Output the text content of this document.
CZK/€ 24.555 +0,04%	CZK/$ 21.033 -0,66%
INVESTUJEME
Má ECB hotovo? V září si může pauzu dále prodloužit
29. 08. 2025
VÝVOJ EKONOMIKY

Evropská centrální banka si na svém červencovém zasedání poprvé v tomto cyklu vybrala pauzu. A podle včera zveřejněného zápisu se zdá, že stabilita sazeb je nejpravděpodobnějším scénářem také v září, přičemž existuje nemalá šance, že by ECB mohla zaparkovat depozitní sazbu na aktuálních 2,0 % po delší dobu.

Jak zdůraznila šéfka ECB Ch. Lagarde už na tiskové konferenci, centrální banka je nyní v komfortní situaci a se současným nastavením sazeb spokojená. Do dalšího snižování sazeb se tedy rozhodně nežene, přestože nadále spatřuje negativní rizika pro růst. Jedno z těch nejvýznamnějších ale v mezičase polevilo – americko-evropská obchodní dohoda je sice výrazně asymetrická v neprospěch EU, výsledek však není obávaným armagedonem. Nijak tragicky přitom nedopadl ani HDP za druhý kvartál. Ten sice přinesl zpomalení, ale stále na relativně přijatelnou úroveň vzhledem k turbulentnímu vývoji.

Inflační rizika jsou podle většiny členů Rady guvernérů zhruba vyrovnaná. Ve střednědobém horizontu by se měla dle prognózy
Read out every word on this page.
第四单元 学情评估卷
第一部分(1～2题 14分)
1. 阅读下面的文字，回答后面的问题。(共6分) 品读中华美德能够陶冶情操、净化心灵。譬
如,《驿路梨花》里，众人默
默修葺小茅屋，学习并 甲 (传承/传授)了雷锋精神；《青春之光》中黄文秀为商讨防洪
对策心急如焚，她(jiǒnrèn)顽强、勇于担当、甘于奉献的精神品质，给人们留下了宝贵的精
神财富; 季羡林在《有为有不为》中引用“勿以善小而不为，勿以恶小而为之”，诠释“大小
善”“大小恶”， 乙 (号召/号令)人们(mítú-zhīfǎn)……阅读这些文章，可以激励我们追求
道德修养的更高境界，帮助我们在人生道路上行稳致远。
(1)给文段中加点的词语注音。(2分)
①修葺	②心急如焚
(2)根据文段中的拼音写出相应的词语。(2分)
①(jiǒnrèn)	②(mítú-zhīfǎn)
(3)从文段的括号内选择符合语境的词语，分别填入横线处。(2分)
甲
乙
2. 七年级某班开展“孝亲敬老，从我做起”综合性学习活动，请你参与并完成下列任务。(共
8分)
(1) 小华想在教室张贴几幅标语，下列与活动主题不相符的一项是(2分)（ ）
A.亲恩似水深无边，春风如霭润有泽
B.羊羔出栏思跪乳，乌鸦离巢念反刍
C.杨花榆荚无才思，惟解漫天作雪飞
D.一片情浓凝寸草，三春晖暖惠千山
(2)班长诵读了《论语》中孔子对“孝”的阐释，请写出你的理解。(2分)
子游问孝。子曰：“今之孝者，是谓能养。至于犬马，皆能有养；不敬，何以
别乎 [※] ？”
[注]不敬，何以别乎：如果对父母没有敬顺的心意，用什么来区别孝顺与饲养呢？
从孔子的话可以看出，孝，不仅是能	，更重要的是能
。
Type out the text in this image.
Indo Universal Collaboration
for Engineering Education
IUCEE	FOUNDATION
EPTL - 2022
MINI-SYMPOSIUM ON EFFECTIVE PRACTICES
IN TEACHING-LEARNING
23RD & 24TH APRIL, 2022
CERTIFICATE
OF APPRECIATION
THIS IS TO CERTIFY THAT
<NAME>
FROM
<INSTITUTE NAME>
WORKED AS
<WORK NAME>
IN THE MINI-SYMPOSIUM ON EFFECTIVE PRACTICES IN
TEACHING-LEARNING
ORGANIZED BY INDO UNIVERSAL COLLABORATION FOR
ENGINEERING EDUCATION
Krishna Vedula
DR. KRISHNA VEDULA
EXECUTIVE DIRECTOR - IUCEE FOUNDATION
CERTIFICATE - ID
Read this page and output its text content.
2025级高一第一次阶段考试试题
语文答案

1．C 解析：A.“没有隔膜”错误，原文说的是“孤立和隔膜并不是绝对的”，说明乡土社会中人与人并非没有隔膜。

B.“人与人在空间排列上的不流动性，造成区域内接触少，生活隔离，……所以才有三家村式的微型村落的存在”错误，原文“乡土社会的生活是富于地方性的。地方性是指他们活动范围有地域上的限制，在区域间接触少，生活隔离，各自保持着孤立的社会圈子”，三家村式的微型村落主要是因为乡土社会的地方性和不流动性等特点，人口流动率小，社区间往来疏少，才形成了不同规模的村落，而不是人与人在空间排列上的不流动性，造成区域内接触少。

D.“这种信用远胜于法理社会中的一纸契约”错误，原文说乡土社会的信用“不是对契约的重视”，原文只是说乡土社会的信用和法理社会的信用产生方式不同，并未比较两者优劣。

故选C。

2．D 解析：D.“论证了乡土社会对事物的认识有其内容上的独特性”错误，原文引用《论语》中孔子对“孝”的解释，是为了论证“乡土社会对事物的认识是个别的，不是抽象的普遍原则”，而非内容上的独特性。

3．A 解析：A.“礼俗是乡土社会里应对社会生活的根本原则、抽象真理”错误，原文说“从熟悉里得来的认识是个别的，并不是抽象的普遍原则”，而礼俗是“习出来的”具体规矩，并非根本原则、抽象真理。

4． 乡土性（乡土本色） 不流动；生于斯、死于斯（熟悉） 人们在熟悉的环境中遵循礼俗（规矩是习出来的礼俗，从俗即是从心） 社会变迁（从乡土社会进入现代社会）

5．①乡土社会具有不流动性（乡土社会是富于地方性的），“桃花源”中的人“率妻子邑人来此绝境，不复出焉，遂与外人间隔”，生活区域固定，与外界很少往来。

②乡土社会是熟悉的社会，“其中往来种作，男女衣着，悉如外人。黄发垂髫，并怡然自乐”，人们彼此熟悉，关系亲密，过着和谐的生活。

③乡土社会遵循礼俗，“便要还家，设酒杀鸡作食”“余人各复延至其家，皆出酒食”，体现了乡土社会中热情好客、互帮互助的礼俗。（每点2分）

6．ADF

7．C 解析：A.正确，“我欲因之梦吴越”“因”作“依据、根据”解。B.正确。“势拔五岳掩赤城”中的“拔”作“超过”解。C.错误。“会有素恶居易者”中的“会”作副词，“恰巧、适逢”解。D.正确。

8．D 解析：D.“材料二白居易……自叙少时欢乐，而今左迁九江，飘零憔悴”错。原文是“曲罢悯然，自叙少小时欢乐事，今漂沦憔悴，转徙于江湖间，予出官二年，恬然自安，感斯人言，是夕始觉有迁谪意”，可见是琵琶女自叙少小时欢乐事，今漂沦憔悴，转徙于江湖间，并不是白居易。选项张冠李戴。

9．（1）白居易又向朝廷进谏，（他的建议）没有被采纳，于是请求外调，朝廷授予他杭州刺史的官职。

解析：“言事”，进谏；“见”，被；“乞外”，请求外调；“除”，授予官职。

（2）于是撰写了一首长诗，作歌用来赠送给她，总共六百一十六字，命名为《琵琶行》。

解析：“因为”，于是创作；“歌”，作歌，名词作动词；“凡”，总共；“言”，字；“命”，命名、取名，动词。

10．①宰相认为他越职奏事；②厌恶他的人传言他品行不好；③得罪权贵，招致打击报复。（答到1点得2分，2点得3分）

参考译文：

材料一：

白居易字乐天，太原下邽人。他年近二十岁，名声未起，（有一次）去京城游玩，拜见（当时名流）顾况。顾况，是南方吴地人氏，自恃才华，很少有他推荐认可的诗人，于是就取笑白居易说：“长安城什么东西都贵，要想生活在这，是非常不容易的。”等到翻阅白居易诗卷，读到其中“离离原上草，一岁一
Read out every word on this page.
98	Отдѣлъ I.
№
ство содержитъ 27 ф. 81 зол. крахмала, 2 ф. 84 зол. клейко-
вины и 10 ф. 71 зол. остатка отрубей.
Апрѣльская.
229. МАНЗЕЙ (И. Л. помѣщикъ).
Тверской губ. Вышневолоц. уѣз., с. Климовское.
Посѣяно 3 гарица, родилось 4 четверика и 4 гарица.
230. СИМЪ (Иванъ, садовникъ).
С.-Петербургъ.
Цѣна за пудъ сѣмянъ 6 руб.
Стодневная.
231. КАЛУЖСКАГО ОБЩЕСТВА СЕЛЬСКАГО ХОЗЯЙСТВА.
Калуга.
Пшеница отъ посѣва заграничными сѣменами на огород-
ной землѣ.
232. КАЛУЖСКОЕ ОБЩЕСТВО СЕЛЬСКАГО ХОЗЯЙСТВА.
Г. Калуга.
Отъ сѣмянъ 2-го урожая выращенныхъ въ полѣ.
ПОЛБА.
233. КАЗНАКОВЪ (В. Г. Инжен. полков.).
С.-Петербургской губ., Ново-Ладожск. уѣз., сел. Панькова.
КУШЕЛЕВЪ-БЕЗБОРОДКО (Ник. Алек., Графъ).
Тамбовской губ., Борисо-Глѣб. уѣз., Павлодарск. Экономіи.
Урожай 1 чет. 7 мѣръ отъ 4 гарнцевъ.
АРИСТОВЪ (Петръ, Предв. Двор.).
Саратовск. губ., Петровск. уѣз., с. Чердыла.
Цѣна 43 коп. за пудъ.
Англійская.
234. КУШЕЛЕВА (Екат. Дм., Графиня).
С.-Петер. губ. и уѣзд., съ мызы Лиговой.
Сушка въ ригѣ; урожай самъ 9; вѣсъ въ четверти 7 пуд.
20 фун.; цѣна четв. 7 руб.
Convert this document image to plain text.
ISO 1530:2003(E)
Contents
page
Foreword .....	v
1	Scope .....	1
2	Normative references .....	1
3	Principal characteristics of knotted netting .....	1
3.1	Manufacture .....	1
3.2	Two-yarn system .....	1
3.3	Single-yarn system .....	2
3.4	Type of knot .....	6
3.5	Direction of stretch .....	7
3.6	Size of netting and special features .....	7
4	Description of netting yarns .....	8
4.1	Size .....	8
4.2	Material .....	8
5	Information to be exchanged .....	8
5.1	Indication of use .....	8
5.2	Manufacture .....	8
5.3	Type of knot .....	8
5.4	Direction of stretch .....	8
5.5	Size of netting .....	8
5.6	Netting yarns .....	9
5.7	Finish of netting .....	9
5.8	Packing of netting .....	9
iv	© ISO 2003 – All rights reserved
———
_What the exercise asks_
Answer with one number: how many lines in the listing hold "sazeb".

_Answer to this exercise_
2